## TRECHO DO TEXTO

A primeira infância na vida de um ser humano é marcada por um forte
sentimento egoísta. Ao nascer, a criança deseja para si o amor, a
atenção, a proteção dos pais e o peito da mãe. Tudo caminha
relativamente bem, até que ela toma consciência que o amor da mãe,
expresso e manifesto de todas as formas possíveis, não é apenas seu.
Esse amor “exclusivo” precisa ser dividido, compartilhado, repartido. O
nascimento de um irmão mais novo, ou a tomada de consciência da
existência de um irmão mais velho, com certeza desencadeará o ciúme, a
rivalidade e a competitividade entre irmãos, que se manifestarão das
mais diversas formas, podendo ir do sentimento de ódio ao ato homicida.
Mais do que uma teoria psicológica ou psicanalítica, o fato é encontrado
nas primeiras páginas do livro do Gênesis.
Em Gênesis 4.1 a Bíblia nos relata o nascimento de Caim. O primogênito
de Adão e Eva gozou de todos os privilégios, de toda a atenção, de toda a
proteção, de todos os cuidados, de todos os mimos, de todos os abraços,
do peito, do colo, do afago, do amor. Tudo, na própria concepção da
criança Caim era dele e para ele. Foi a partir de Gênesis 4.2
(considerando o nascimento de Abel subsequente ao de Caim), que as
coisas começaram a mudar para Caim. Tudo que pertencia a Caim, como
citado acima, teria que ser repartido com o seu irmão. Com certeza, os
sentimentos que afloraram em Caim não foram diferentes daqueles que nos
dominavam na infância, quando queríamos que aquele ou aqueles que
“roubavam” de nós os privilégios e a exclusividade não existissem, ou
pelo menos, que estivessem bem longe.
Na primeira infância, não apenas sentimos tais coisas, mas somos por
elas também movidos a agir, de forma que o ciúme e o ódio se manifestam
em palavras e atos agressivos.
Quem nunca tomou um brinquedo seu da mão do irmão? Mordidas, beliscões,
tapas e socos nortearam o comportamento de muitas relações entre irmãos
que se percebiam como rivais, que lutavam pelo direito de exclusividade e
propriedade das mesmas coisas.
Caim perdeu a exclusividade do amor dos pais, e inclusive, na condição
de filho, da adoração a Deus. Tudo que possuía teria que dividir com
Abel.
Na medida em que envelhecemos, estes sentimentos infantis que geram
disputas tendem a ser superados, ou ao contrário, podem nos dominar e
serem reproduzidos nas mais diversas formas de relacionamentos adultos.

## OBJETIVOS
• 1. Responda com base no texto sobre o ciúme entre irmãos:
(a) O que a criança deseja para si ao nascer?
(b) Em que passagem do Gênesis a Bíblia relata o nascimento de Caim?
(c) Que atos nortearam o comportamento de muitas relações entre irmãos que se viam como rivais?
• 2. Leve adiante o texto sobre o ciúme entre irmãos, começando logo depois da última frase.

## INFORMAÇÕES EXTRAÍDAS
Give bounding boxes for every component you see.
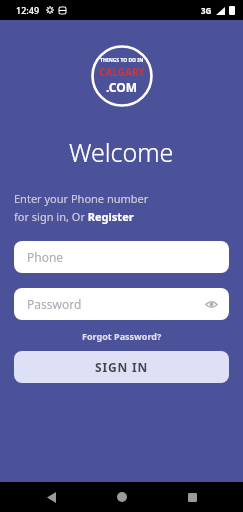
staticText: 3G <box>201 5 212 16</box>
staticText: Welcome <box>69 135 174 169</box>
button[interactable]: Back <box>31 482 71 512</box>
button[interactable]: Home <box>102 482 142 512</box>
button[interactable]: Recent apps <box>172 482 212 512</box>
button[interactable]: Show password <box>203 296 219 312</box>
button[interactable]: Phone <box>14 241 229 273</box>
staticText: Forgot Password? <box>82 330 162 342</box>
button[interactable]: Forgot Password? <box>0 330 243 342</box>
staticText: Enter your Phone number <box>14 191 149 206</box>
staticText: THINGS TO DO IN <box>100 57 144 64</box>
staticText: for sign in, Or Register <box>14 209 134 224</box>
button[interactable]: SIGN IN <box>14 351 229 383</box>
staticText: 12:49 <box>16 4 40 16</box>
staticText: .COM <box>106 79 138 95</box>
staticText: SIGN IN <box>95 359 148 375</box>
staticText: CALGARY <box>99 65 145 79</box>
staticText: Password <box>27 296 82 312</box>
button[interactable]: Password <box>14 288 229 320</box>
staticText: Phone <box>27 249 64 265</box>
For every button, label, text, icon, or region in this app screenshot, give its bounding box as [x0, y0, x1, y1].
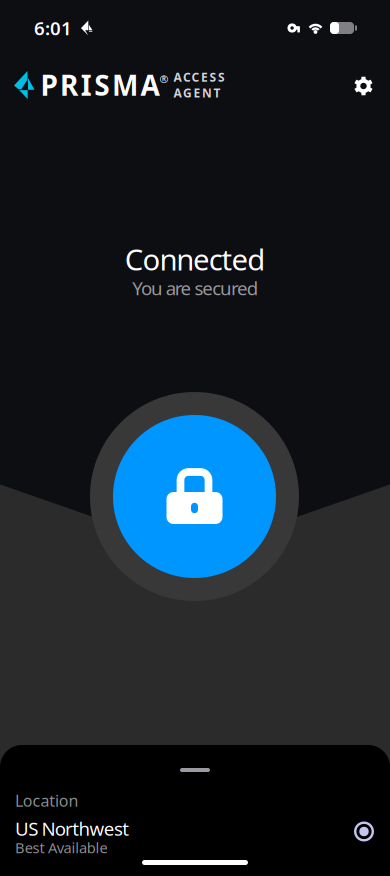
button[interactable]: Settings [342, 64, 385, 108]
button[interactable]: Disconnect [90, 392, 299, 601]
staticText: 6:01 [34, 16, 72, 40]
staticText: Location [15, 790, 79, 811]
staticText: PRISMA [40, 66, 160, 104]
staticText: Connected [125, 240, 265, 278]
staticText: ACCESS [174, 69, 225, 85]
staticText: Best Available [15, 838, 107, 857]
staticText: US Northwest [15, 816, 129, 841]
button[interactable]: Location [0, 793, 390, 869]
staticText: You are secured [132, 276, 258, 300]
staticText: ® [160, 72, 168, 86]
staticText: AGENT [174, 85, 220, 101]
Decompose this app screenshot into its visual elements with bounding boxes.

---

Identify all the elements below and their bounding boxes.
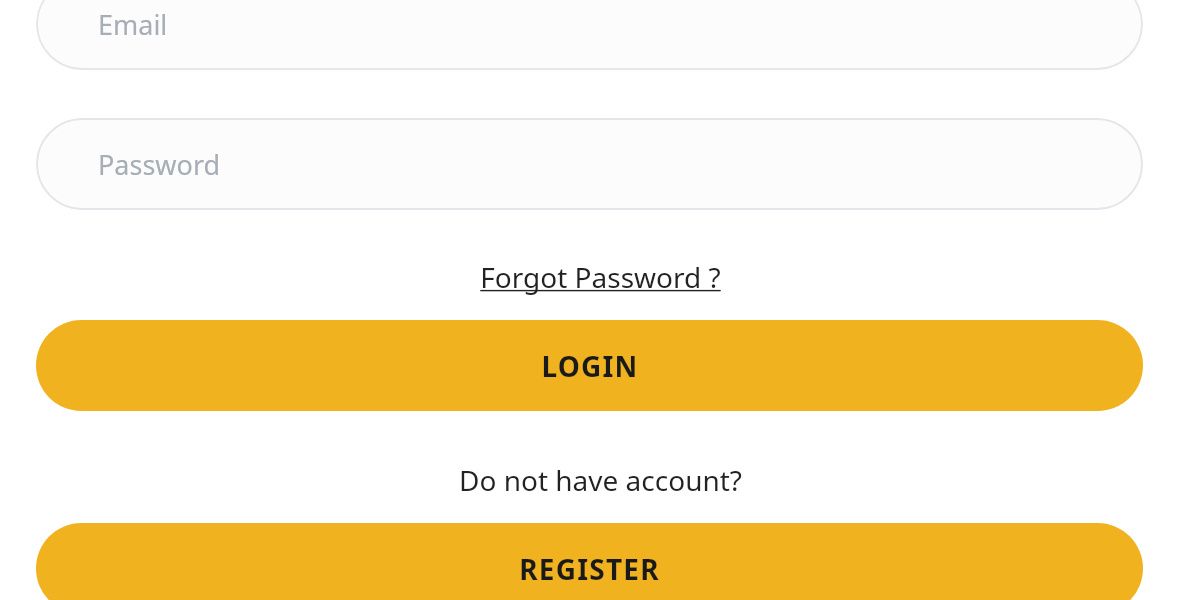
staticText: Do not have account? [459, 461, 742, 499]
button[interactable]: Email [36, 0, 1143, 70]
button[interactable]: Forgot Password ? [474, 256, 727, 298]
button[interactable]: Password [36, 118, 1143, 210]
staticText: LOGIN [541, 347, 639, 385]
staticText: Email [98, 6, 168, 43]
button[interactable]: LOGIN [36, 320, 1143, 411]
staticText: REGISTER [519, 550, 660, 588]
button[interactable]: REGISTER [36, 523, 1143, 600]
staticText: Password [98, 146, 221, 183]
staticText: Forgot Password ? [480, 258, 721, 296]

## RESPOSTAS DO EXERCÍCIO
• 1.
(a) O amor, a atenção, a proteção dos pais e o peito da mãe.
(b) Em Gênesis 4.1.
(c) Mordidas, beliscões, tapas e socos.

• 2.
Nesse caso, nem sempre a idade adulta cronológica é sinônimo de
maturidade psicológica.
Em Abel não havia maldade ou algum desejo de usurpar o que era de Caim.
O irmão mais novo só queria o seu espaço. Deus se agradava de Abel:
Abel, por sua vez, trouxe das primícias do seu rebanho e da gordura
deste. Agradou-se o SENHOR de Abel e de sua oferta; (Gn 4.4).
Caim ganhava anos de vida, mas seus sentimentos e emoções permaneceram
os mesmos da infância, sempre lutando por aquilo que entendia ter sido
roubado ou tomado por seu irmão. Deus, em razão disso, não se agradava
de Caim:
[...] ao passo que de Caim e de sua oferta não se agradou. Irou-se,
pois, sobremaneira, Caim, e descaiu-lhe o semblante. Então, lhe disse o
SENHOR: Por que andas irado, e por que descaiu o teu semblante? Se
procederes bem, não é certo que serás aceito? Se, todavia, procederes
mal, eis que o pecado jaz à porta; o seu desejo será contra ti, mas a ti
cumpre dominá-lo. (Gn 4.5-7).
No colo, no peito e nos braços da mãe há lugar para todos os filhos.
A atenção, a proteção e a provisão do pai, da mesma maneira, são também
suficientes para todos. Mesmo em tempos de escassez, os pais tratam de
dividir com os filhos tudo por igual. O ciúme e a rivalidade alimentados
por Caim culminaram com um sentimento e um ato homicida (Gn 4.8).
As manifestações de rivalidades e contendas que vivenciamos ao longo de
nossa vida adulta, mas nem sempre madura, geralmente são reproduções
destes sentimentos de nossa primeira infância. É neste sentido que Paulo
escreve aos coríntios:
Eu, porém, irmãos, não vos pude falar como a espirituais, e sim como a
carnais, como a crianças em Cristo. Leite vos dei a beber, não vos dei
alimento sólido; porque ainda não podíeis suportá-lo. Nem ainda agora
podeis, porque ainda sois carnais. Porquanto, havendo entre vós ciúmes e
contendas, não é assim que sois carnais e andais segundo o homem? (1 Co
3.1-3)
Percebam que Paulo associa os ciúmes e as contendas ao fato dos irmãos
em Corinto serem “crianças em Cristo” disputando coisas, lugares e
preferencias.
Nos dias atuais as coisas não são diferentes, e encontramos ainda
“crianças em Cristo” na igreja disputando cargos, posições e
privilégios.
Uma relação transferencial acontece, onde os sentimentos que se tinham
pelo pai são direcionados para Deus Pai e para o pastor-pai, e o
sentimento que se tinha pela mãe, para a Igreja-mãe. Dessa maneira, as
“crianças em Cristo” disputam a preferência, a atenção, a provisão e a
proteção do Deus Pai e do pastor-pai, e a exclusividade do peito, dos
braços, do colo e do amor da Igreja-mãe.
Ao percebermos que isso não é possível, e que precisamos dividir com os
outros irmãos na fé estas coisas, os instintos infantis brotam, e a
velha e infantil rivalidade, briga e intriga ressurge. Podemos,
inclusive, desejar a distância e a morte dos nossos irmãos na fé.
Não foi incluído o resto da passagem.